2. Dezember 2011

Gemeinsam bauen

Vom 4. bis 6. November trafen sich knapp 40 Mitarbeiter des Projektes „Siebenbürger Genealogie“ zu ihrem 7. Seminar in Bad Kissingen. Erfreulich war, dass diesmal mehr als ein Viertel der Teilnehmer zum ersten Mal dabei war. Offenkundig hat sich die Bedeutung dieser Arbeit herumgesprochen, ebenso die dringende Notwendigkeit, neue Mitarbeiter ins Team zu bekommen.
Nach einer kurzen Begrüßung der Teilnehmer durch Gustav Binder, den Studienleiter der Tagungsstätte Heiligenhof, wurde das Seminar von Projektleiter Dr. Christian Weiss eröffnet, der seiner Genugtuung über die vielen „Neuen“ Ausdruck verlieh. In einer Schweigeminute gedachte man der verstorbenen Familienforscher Balduin Herter und Harriet Kosturik.

Jutta Tontsch gab einige organisatorische Hinweise zum Seminarablauf, wobei sie darauf hinwies, dass zum ersten Mal in zwei Gruppen getagt werde, um den Anfängern die Chance zu geben, sich mit dem Programm Gen_Plus vertraut zu machen. Hans Wagner informierte über die Sponsoren des Seminars: das Bayerische Staatsministerium für Arbeit und Sozialordung, Familie und Frauen, die Stiftung des Donauschwä­bischen Zentralmuseums Ulm, Gisbert Berwe, der das Update für sein ­Programm den Teilnehmern zum halben Preis überlässt, und Edda Schneider, die einen Nachlassverwalter bei der Suche nach Nachfolgern unterstützt und dafür eine Zuwendung für das Projekt erbeten hatte.

→ Aufgaben:
1. Entnimm dem Seminarbericht den Abschnitt, der bei den Worten „Vom 4. bis 6.“ beginnt und nach den Worten „und Harriet Kosturik.“ endet, und gib ihn wortgetreu wieder.
2. Gib die Zeilen der Datensätze vom Anfang bis einschließlich der Zeile mit „x-tick: 1960–61 — [142, 580, 169, 698]“ erneut aus und ersetze darin „x-tick-label“ durch „x-axis-label“, ohne sonst etwas zu ändern.

(Datensätze aus einem Datenbestand)

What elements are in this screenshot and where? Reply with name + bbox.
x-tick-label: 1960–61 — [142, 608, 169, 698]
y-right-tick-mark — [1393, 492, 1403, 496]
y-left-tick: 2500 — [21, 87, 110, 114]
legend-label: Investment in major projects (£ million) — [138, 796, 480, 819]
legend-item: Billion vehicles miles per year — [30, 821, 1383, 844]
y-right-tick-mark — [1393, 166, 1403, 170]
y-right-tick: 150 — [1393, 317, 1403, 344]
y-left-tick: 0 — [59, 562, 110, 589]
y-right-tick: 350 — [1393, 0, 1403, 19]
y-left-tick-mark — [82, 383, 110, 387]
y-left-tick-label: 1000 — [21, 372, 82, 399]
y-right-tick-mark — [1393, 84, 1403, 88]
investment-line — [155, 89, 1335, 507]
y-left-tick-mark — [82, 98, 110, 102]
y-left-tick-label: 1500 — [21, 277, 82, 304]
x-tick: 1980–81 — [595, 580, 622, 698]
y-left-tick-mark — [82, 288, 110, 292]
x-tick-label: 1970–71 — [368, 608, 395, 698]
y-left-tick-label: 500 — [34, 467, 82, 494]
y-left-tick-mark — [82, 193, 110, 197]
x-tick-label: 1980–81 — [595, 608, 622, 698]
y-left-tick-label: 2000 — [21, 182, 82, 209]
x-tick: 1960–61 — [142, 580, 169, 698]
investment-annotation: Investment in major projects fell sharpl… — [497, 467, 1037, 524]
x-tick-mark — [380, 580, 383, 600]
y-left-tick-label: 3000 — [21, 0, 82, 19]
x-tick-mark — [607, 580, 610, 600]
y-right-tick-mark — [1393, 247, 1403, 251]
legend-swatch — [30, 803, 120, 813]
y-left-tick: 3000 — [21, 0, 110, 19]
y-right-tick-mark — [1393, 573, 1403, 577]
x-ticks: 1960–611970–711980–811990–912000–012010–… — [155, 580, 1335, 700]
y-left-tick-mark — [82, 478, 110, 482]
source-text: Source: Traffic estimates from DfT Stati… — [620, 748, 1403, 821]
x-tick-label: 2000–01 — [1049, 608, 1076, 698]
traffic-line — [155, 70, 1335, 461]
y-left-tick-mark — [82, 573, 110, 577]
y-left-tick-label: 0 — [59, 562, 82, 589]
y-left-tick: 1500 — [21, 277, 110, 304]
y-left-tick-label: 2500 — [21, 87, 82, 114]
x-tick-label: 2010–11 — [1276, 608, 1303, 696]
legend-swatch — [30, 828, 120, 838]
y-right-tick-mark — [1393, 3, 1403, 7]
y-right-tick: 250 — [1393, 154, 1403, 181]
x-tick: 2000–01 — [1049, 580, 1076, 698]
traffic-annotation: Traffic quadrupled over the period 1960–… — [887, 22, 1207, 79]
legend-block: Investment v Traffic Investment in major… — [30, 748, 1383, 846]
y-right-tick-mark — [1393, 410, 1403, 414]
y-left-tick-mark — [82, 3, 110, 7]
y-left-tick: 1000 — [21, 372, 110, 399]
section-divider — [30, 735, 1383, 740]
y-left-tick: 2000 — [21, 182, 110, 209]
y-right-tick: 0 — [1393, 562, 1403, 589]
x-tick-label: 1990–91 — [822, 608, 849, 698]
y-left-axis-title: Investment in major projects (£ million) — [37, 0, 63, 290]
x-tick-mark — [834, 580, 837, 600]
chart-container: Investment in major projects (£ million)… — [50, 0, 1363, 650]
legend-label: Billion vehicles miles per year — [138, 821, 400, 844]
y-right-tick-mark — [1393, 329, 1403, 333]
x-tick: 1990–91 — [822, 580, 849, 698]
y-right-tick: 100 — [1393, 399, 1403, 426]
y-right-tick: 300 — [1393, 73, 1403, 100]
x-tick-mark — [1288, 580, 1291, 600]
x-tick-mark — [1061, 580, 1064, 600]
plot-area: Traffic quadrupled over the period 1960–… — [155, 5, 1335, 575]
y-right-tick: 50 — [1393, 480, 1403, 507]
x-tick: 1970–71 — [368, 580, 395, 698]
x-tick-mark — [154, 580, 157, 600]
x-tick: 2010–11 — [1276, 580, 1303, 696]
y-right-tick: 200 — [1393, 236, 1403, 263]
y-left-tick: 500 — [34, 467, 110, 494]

→ Lösungen:
1.
Vom 4. bis 6. November trafen sich knapp 40 Mitarbeiter des Projektes „Siebenbürger Genealogie“ zu ihrem 7. Seminar in Bad Kissingen. Erfreulich war, dass diesmal mehr als ein Viertel der Teilnehmer zum ersten Mal dabei war. Offenkundig hat sich die Bedeutung dieser Arbeit herumgesprochen, ebenso die dringende Notwendigkeit, neue Mitarbeiter ins Team zu bekommen.
Nach einer kurzen Begrüßung der Teilnehmer durch Gustav Binder, den Studienleiter der Tagungsstätte Heiligenhof, wurde das Seminar von Projektleiter Dr. Christian Weiss eröffnet, der seiner Genugtuung über die vielen „Neuen“ Ausdruck verlieh. In einer Schweigeminute gedachte man der verstorbenen Familienforscher Balduin Herter und Harriet Kosturik.

2.
What elements are in this screenshot and where? Reply with name + bbox.
x-axis-label: 1960–61 — [142, 608, 169, 698]
y-right-tick-mark — [1393, 492, 1403, 496]
y-left-tick: 2500 — [21, 87, 110, 114]
legend-label: Investment in major projects (£ million) — [138, 796, 480, 819]
legend-item: Billion vehicles miles per year — [30, 821, 1383, 844]
y-right-tick-mark — [1393, 166, 1403, 170]
y-right-tick: 150 — [1393, 317, 1403, 344]
y-left-tick: 0 — [59, 562, 110, 589]
y-right-tick: 350 — [1393, 0, 1403, 19]
y-left-tick-mark — [82, 383, 110, 387]
y-left-tick-label: 1000 — [21, 372, 82, 399]
y-right-tick-mark — [1393, 84, 1403, 88]
investment-line — [155, 89, 1335, 507]
y-left-tick-mark — [82, 98, 110, 102]
y-left-tick-label: 1500 — [21, 277, 82, 304]
x-tick: 1980–81 — [595, 580, 622, 698]
y-left-tick-mark — [82, 288, 110, 292]
x-axis-label: 1970–71 — [368, 608, 395, 698]
y-left-tick-label: 500 — [34, 467, 82, 494]
y-left-tick-mark — [82, 193, 110, 197]
x-axis-label: 1980–81 — [595, 608, 622, 698]
y-left-tick-label: 2000 — [21, 182, 82, 209]
x-tick: 1960–61 — [142, 580, 169, 698]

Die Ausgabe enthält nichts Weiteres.